--- The input ---

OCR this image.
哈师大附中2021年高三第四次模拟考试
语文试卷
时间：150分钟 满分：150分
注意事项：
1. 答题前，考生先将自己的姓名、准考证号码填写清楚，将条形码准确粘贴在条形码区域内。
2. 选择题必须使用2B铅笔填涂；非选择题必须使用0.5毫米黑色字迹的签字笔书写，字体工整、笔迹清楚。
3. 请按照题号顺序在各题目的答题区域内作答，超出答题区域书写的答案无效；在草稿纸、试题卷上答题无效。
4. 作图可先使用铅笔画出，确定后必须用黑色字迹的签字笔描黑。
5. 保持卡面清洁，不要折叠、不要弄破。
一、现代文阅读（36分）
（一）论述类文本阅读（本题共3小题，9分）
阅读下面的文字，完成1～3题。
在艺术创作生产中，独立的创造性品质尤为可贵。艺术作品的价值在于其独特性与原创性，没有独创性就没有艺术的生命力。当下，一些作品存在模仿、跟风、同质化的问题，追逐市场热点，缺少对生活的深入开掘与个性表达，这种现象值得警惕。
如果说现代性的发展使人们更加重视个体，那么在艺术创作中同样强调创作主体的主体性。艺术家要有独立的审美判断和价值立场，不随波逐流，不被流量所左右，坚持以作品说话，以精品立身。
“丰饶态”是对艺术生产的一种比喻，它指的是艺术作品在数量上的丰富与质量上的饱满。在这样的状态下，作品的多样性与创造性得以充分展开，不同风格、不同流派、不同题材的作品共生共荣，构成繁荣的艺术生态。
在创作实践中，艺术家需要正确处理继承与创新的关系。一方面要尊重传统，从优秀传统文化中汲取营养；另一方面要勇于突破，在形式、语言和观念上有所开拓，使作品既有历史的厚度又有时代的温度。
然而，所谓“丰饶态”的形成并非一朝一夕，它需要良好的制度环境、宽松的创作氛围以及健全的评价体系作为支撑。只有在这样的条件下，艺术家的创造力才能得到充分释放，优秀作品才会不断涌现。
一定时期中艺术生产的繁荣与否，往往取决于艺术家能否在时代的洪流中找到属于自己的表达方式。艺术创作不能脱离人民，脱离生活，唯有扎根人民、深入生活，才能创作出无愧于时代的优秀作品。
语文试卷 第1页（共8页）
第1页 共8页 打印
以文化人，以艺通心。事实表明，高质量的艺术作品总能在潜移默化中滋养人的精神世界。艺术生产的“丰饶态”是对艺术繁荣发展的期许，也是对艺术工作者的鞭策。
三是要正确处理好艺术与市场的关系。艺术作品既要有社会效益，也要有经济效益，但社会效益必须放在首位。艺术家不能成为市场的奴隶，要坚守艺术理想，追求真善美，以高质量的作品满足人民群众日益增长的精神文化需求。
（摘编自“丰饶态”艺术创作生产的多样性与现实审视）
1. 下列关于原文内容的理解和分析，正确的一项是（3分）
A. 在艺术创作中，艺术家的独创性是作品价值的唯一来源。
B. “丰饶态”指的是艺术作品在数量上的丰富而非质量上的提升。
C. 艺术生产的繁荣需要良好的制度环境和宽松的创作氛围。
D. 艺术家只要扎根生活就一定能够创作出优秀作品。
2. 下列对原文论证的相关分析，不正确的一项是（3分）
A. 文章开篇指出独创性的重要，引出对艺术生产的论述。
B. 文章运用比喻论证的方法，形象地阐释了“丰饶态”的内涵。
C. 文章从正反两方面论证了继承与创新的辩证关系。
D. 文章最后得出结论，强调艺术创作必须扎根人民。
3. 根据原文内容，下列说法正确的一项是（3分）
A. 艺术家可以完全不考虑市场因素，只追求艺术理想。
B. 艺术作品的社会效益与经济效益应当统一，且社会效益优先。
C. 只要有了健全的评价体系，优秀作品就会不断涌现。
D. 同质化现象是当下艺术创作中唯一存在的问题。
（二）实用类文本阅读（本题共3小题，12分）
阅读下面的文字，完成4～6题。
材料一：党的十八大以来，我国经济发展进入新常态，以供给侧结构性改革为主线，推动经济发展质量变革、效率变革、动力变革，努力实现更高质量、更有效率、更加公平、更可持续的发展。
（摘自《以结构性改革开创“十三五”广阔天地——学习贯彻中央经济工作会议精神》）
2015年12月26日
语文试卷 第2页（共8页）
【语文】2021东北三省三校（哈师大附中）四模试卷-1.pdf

---

→ Job
Extract the data in full. Keep it word for word.

→ Solution
OCR this image.
哈师大附中2021年高三第四次模拟考试
语文试卷
时间：150分钟 满分：150分
注意事项：
1. 答题前，考生先将自己的姓名、准考证号码填写清楚，将条形码准确粘贴在条形码区域内。
2. 选择题必须使用2B铅笔填涂；非选择题必须使用0.5毫米黑色字迹的签字笔书写，字体工整、笔迹清楚。
3. 请按照题号顺序在各题目的答题区域内作答，超出答题区域书写的答案无效；在草稿纸、试题卷上答题无效。
4. 作图可先使用铅笔画出，确定后必须用黑色字迹的签字笔描黑。
5. 保持卡面清洁，不要折叠、不要弄破。
一、现代文阅读（36分）
（一）论述类文本阅读（本题共3小题，9分）
阅读下面的文字，完成1～3题。
在艺术创作生产中，独立的创造性品质尤为可贵。艺术作品的价值在于其独特性与原创性，没有独创性就没有艺术的生命力。当下，一些作品存在模仿、跟风、同质化的问题，追逐市场热点，缺少对生活的深入开掘与个性表达，这种现象值得警惕。
如果说现代性的发展使人们更加重视个体，那么在艺术创作中同样强调创作主体的主体性。艺术家要有独立的审美判断和价值立场，不随波逐流，不被流量所左右，坚持以作品说话，以精品立身。
“丰饶态”是对艺术生产的一种比喻，它指的是艺术作品在数量上的丰富与质量上的饱满。在这样的状态下，作品的多样性与创造性得以充分展开，不同风格、不同流派、不同题材的作品共生共荣，构成繁荣的艺术生态。
在创作实践中，艺术家需要正确处理继承与创新的关系。一方面要尊重传统，从优秀传统文化中汲取营养；另一方面要勇于突破，在形式、语言和观念上有所开拓，使作品既有历史的厚度又有时代的温度。
然而，所谓“丰饶态”的形成并非一朝一夕，它需要良好的制度环境、宽松的创作氛围以及健全的评价体系作为支撑。只有在这样的条件下，艺术家的创造力才能得到充分释放，优秀作品才会不断涌现。
一定时期中艺术生产的繁荣与否，往往取决于艺术家能否在时代的洪流中找到属于自己的表达方式。艺术创作不能脱离人民，脱离生活，唯有扎根人民、深入生活，才能创作出无愧于时代的优秀作品。
语文试卷 第1页（共8页）
第1页 共8页 打印
以文化人，以艺通心。事实表明，高质量的艺术作品总能在潜移默化中滋养人的精神世界。艺术生产的“丰饶态”是对艺术繁荣发展的期许，也是对艺术工作者的鞭策。
三是要正确处理好艺术与市场的关系。艺术作品既要有社会效益，也要有经济效益，但社会效益必须放在首位。艺术家不能成为市场的奴隶，要坚守艺术理想，追求真善美，以高质量的作品满足人民群众日益增长的精神文化需求。
（摘编自“丰饶态”艺术创作生产的多样性与现实审视）
1. 下列关于原文内容的理解和分析，正确的一项是（3分）
A. 在艺术创作中，艺术家的独创性是作品价值的唯一来源。
B. “丰饶态”指的是艺术作品在数量上的丰富而非质量上的提升。
C. 艺术生产的繁荣需要良好的制度环境和宽松的创作氛围。
D. 艺术家只要扎根生活就一定能够创作出优秀作品。
2. 下列对原文论证的相关分析，不正确的一项是（3分）
A. 文章开篇指出独创性的重要，引出对艺术生产的论述。
B. 文章运用比喻论证的方法，形象地阐释了“丰饶态”的内涵。
C. 文章从正反两方面论证了继承与创新的辩证关系。
D. 文章最后得出结论，强调艺术创作必须扎根人民。
3. 根据原文内容，下列说法正确的一项是（3分）
A. 艺术家可以完全不考虑市场因素，只追求艺术理想。
B. 艺术作品的社会效益与经济效益应当统一，且社会效益优先。
C. 只要有了健全的评价体系，优秀作品就会不断涌现。
D. 同质化现象是当下艺术创作中唯一存在的问题。
（二）实用类文本阅读（本题共3小题，12分）
阅读下面的文字，完成4～6题。
材料一：党的十八大以来，我国经济发展进入新常态，以供给侧结构性改革为主线，推动经济发展质量变革、效率变革、动力变革，努力实现更高质量、更有效率、更加公平、更可持续的发展。
（摘自《以结构性改革开创“十三五”广阔天地——学习贯彻中央经济工作会议精神》）
2015年12月26日
语文试卷 第2页（共8页）
【语文】2021东北三省三校（哈师大附中）四模试卷-1.pdf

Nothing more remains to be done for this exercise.